Dataset records
[Begin]
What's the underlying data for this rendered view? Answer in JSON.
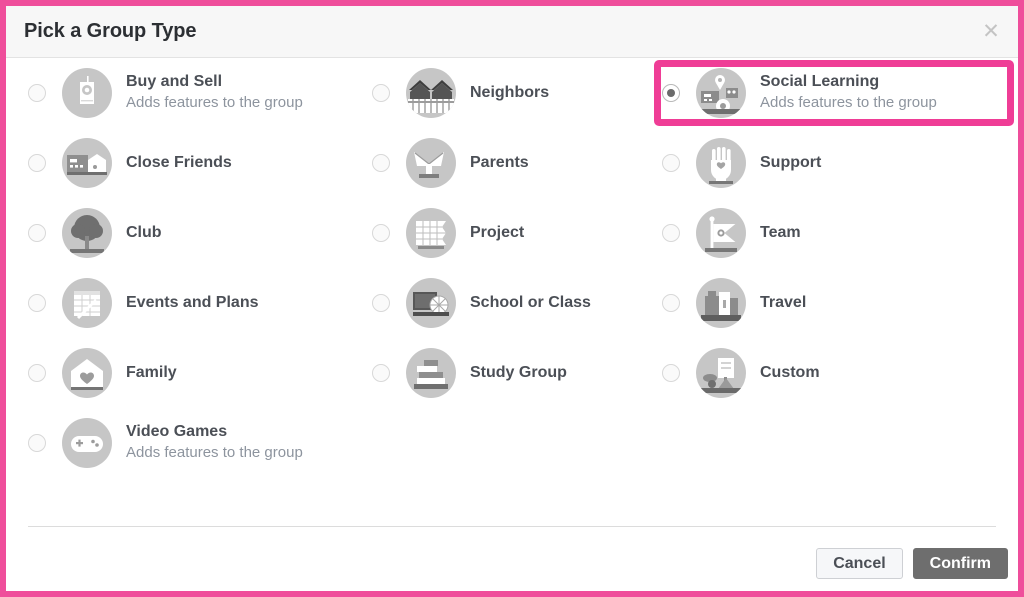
{
  "colors": {
    "highlight_pink": "#ef3d96",
    "frame_pink": "#ef4e9b",
    "confirm_button_bg": "#6e6e6e",
    "cancel_button_bg": "#f6f7f9",
    "icon_circle_bg": "#c6c6c6",
    "title_text": "#2c2f33",
    "option_title_text": "#4b4f56",
    "option_sub_text": "#8d949e"
  },
  "header": {
    "title": "Pick a Group Type",
    "close_icon": "close-icon",
    "close_glyph": "✕"
  },
  "columns": [
    {
      "options": [
        {
          "title": "Buy and Sell",
          "subtitle": "Adds features to the group",
          "icon": "price-tag-icon",
          "selected": false,
          "highlighted": false
        },
        {
          "title": "Close Friends",
          "subtitle": "",
          "icon": "friends-icon",
          "selected": false,
          "highlighted": false
        },
        {
          "title": "Club",
          "subtitle": "",
          "icon": "tree-icon",
          "selected": false,
          "highlighted": false
        },
        {
          "title": "Events and Plans",
          "subtitle": "",
          "icon": "calendar-icon",
          "selected": false,
          "highlighted": false
        },
        {
          "title": "Family",
          "subtitle": "",
          "icon": "home-heart-icon",
          "selected": false,
          "highlighted": false
        },
        {
          "title": "Video Games",
          "subtitle": "Adds features to the group",
          "icon": "gamepad-icon",
          "selected": false,
          "highlighted": false
        }
      ]
    },
    {
      "options": [
        {
          "title": "Neighbors",
          "subtitle": "",
          "icon": "houses-fence-icon",
          "selected": false,
          "highlighted": false
        },
        {
          "title": "Parents",
          "subtitle": "",
          "icon": "stroller-icon",
          "selected": false,
          "highlighted": false
        },
        {
          "title": "Project",
          "subtitle": "",
          "icon": "blueprint-icon",
          "selected": false,
          "highlighted": false
        },
        {
          "title": "School or Class",
          "subtitle": "",
          "icon": "chalkboard-icon",
          "selected": false,
          "highlighted": false
        },
        {
          "title": "Study Group",
          "subtitle": "",
          "icon": "books-icon",
          "selected": false,
          "highlighted": false
        }
      ]
    },
    {
      "options": [
        {
          "title": "Social Learning",
          "subtitle": "Adds features to the group",
          "icon": "social-learning-icon",
          "selected": true,
          "highlighted": true
        },
        {
          "title": "Support",
          "subtitle": "",
          "icon": "hand-heart-icon",
          "selected": false,
          "highlighted": false
        },
        {
          "title": "Team",
          "subtitle": "",
          "icon": "pennant-flag-icon",
          "selected": false,
          "highlighted": false
        },
        {
          "title": "Travel",
          "subtitle": "",
          "icon": "suitcase-icon",
          "selected": false,
          "highlighted": false
        },
        {
          "title": "Custom",
          "subtitle": "",
          "icon": "easel-icon",
          "selected": false,
          "highlighted": false
        }
      ]
    }
  ],
  "footer": {
    "cancel_label": "Cancel",
    "confirm_label": "Confirm"
  }
}
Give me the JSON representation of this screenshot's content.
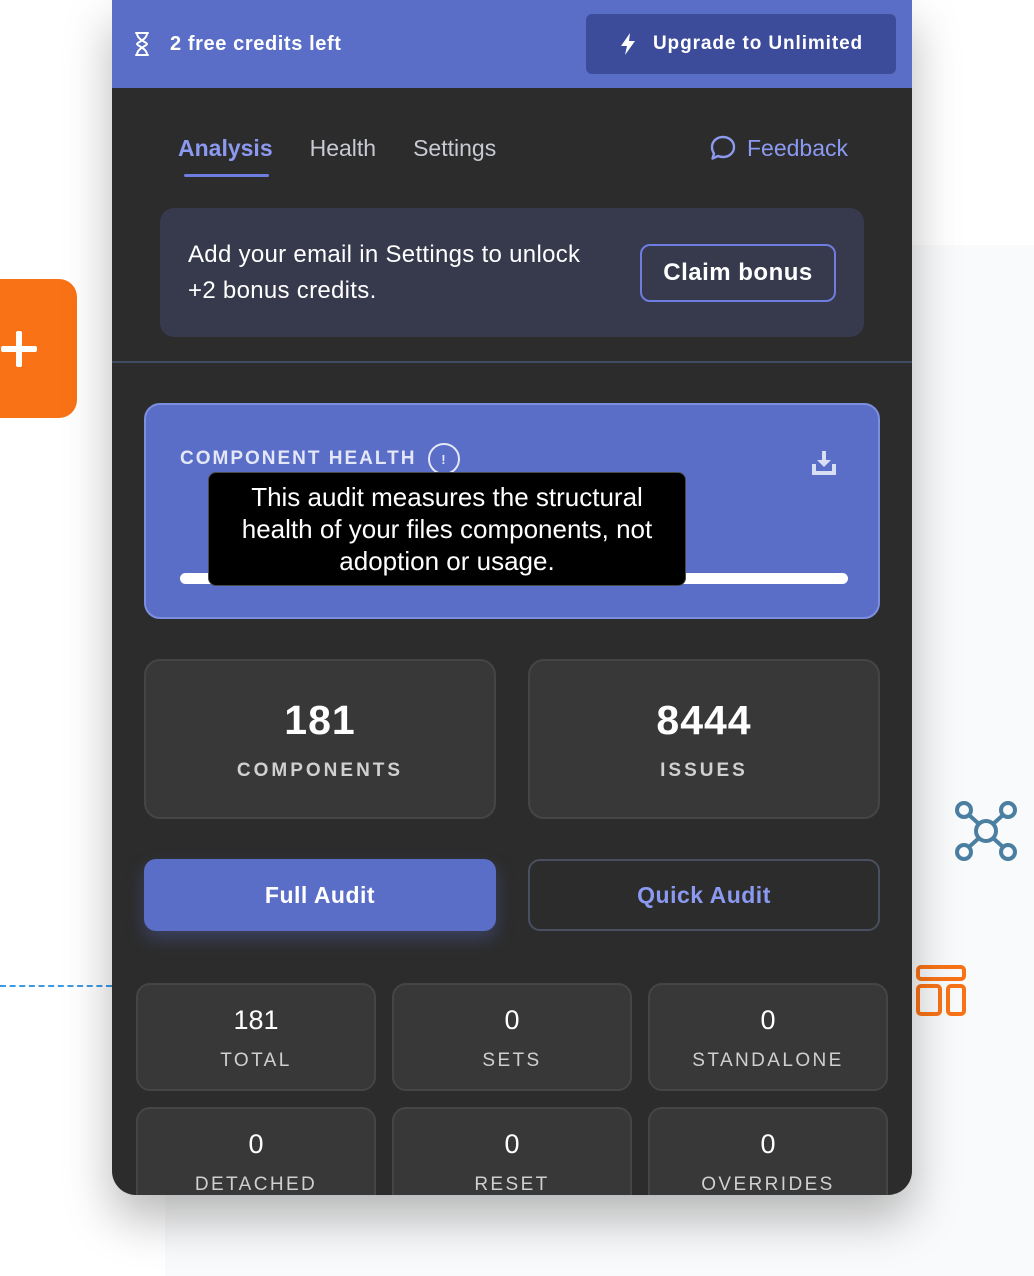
{
  "banner": {
    "credits_text": "2 free credits left",
    "upgrade_label": "Upgrade to Unlimited"
  },
  "tabs": [
    {
      "label": "Analysis",
      "active": true
    },
    {
      "label": "Health",
      "active": false
    },
    {
      "label": "Settings",
      "active": false
    }
  ],
  "feedback_label": "Feedback",
  "bonus": {
    "text": "Add your email in Settings to unlock +2 bonus credits.",
    "button_label": "Claim bonus"
  },
  "health": {
    "label": "COMPONENT HEALTH",
    "info_glyph": "!",
    "tooltip": "This audit measures the structural health of your files components, not adoption or usage."
  },
  "stats": [
    {
      "value": "181",
      "label": "COMPONENTS"
    },
    {
      "value": "8444",
      "label": "ISSUES"
    }
  ],
  "actions": {
    "full_audit": "Full Audit",
    "quick_audit": "Quick Audit"
  },
  "breakdown": [
    {
      "value": "181",
      "label": "TOTAL"
    },
    {
      "value": "0",
      "label": "SETS"
    },
    {
      "value": "0",
      "label": "STANDALONE"
    },
    {
      "value": "0",
      "label": "DETACHED"
    },
    {
      "value": "0",
      "label": "RESET"
    },
    {
      "value": "0",
      "label": "OVERRIDES"
    }
  ],
  "icons": {
    "hourglass": "hourglass-icon",
    "lightning": "lightning-icon",
    "chat": "chat-bubble-icon",
    "info": "info-icon",
    "download": "download-icon",
    "plus": "plus-icon",
    "network": "network-icon",
    "layout": "layout-icon"
  },
  "colors": {
    "accent": "#5a6ec7",
    "accent_text": "#8b9af0",
    "panel_bg": "#2c2c2c",
    "orange": "#f97316",
    "network_blue": "#4b7fa1"
  }
}
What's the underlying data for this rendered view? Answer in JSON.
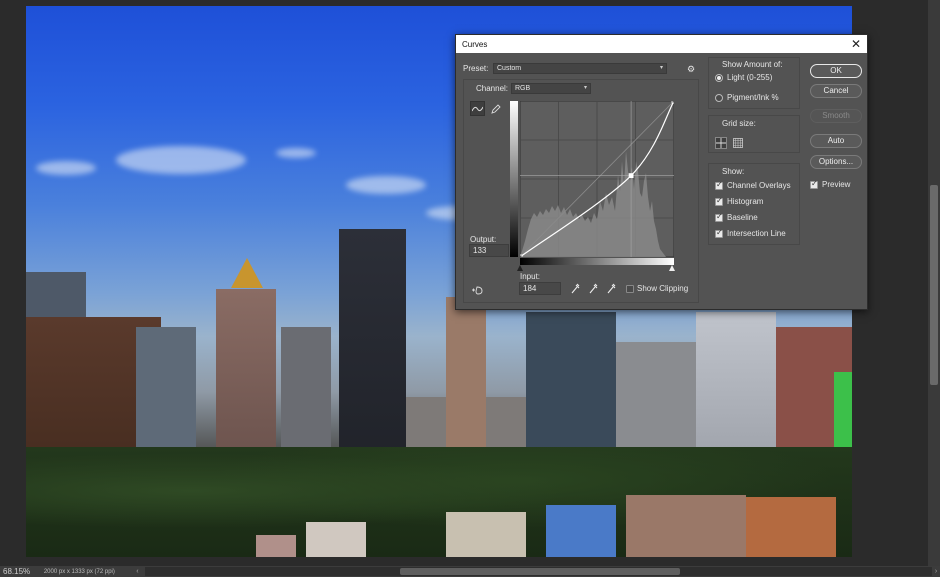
[End]
• TASK GOAL: Restate the data above word for word. Skip every picture.

• RESPONSE BELOW:
What's the underlying data for this rendered view? Answer in JSON.
{
  "colors": {
    "highlight_pink": "#ef3d96",
    "frame_pink": "#ef4e9b",
    "confirm_button_bg": "#6e6e6e",
    "cancel_button_bg": "#f6f7f9",
    "icon_circle_bg": "#c6c6c6",
    "title_text": "#2c2f33",
    "option_title_text": "#4b4f56",
    "option_sub_text": "#8d949e"
  },
  "header": {
    "title": "Pick a Group Type",
    "close_icon": "close-icon",
    "close_glyph": "✕"
  },
  "columns": [
    {
      "options": [
        {
          "title": "Buy and Sell",
          "subtitle": "Adds features to the group",
          "icon": "price-tag-icon",
          "selected": false,
          "highlighted": false
        },
        {
          "title": "Close Friends",
          "subtitle": "",
          "icon": "friends-icon",
          "selected": false,
          "highlighted": false
        },
        {
          "title": "Club",
          "subtitle": "",
          "icon": "tree-icon",
          "selected": false,
          "highlighted": false
        },
        {
          "title": "Events and Plans",
          "subtitle": "",
          "icon": "calendar-icon",
          "selected": false,
          "highlighted": false
        },
        {
          "title": "Family",
          "subtitle": "",
          "icon": "home-heart-icon",
          "selected": false,
          "highlighted": false
        },
        {
          "title": "Video Games",
          "subtitle": "Adds features to the group",
          "icon": "gamepad-icon",
          "selected": false,
          "highlighted": false
        }
      ]
    },
    {
      "options": [
        {
          "title": "Neighbors",
          "subtitle": "",
          "icon": "houses-fence-icon",
          "selected": false,
          "highlighted": false
        },
        {
          "title": "Parents",
          "subtitle": "",
          "icon": "stroller-icon",
          "selected": false,
          "highlighted": false
        },
        {
          "title": "Project",
          "subtitle": "",
          "icon": "blueprint-icon",
          "selected": false,
          "highlighted": false
        },
        {
          "title": "School or Class",
          "subtitle": "",
          "icon": "chalkboard-icon",
          "selected": false,
          "highlighted": false
        },
        {
          "title": "Study Group",
          "subtitle": "",
          "icon": "books-icon",
          "selected": false,
          "highlighted": false
        }
      ]
    },
    {
      "options": [
        {
          "title": "Social Learning",
          "subtitle": "Adds features to the group",
          "icon": "social-learning-icon",
          "selected": true,
          "highlighted": true
        },
        {
          "title": "Support",
          "subtitle": "",
          "icon": "hand-heart-icon",
          "selected": false,
          "highlighted": false
        },
        {
          "title": "Team",
          "subtitle": "",
          "icon": "pennant-flag-icon",
          "selected": false,
          "highlighted": false
        },
        {
          "title": "Travel",
          "subtitle": "",
          "icon": "suitcase-icon",
          "selected": false,
          "highlighted": false
        },
        {
          "title": "Custom",
          "subtitle": "",
          "icon": "easel-icon",
          "selected": false,
          "highlighted": false
        }
      ]
    }
  ],
  "footer": {
    "cancel_label": "Cancel",
    "confirm_label": "Confirm"
  }
}
Give me the JSON representation of this screenshot's content.
{
  "banner": {
    "credits_text": "2 free credits left",
    "upgrade_label": "Upgrade to Unlimited"
  },
  "tabs": [
    {
      "label": "Analysis",
      "active": true
    },
    {
      "label": "Health",
      "active": false
    },
    {
      "label": "Settings",
      "active": false
    }
  ],
  "feedback_label": "Feedback",
  "bonus": {
    "text": "Add your email in Settings to unlock +2 bonus credits.",
    "button_label": "Claim bonus"
  },
  "health": {
    "label": "COMPONENT HEALTH",
    "info_glyph": "!",
    "tooltip": "This audit measures the structural health of your files components, not adoption or usage."
  },
  "stats": [
    {
      "value": "181",
      "label": "COMPONENTS"
    },
    {
      "value": "8444",
      "label": "ISSUES"
    }
  ],
  "actions": {
    "full_audit": "Full Audit",
    "quick_audit": "Quick Audit"
  },
  "breakdown": [
    {
      "value": "181",
      "label": "TOTAL"
    },
    {
      "value": "0",
      "label": "SETS"
    },
    {
      "value": "0",
      "label": "STANDALONE"
    },
    {
      "value": "0",
      "label": "DETACHED"
    },
    {
      "value": "0",
      "label": "RESET"
    },
    {
      "value": "0",
      "label": "OVERRIDES"
    }
  ],
  "icons": {
    "hourglass": "hourglass-icon",
    "lightning": "lightning-icon",
    "chat": "chat-bubble-icon",
    "info": "info-icon",
    "download": "download-icon",
    "plus": "plus-icon",
    "network": "network-icon",
    "layout": "layout-icon"
  },
  "colors": {
    "accent": "#5a6ec7",
    "accent_text": "#8b9af0",
    "panel_bg": "#2c2c2c",
    "orange": "#f97316",
    "network_blue": "#4b7fa1"
  }
}
What's the underlying data for this rendered view? Answer in JSON.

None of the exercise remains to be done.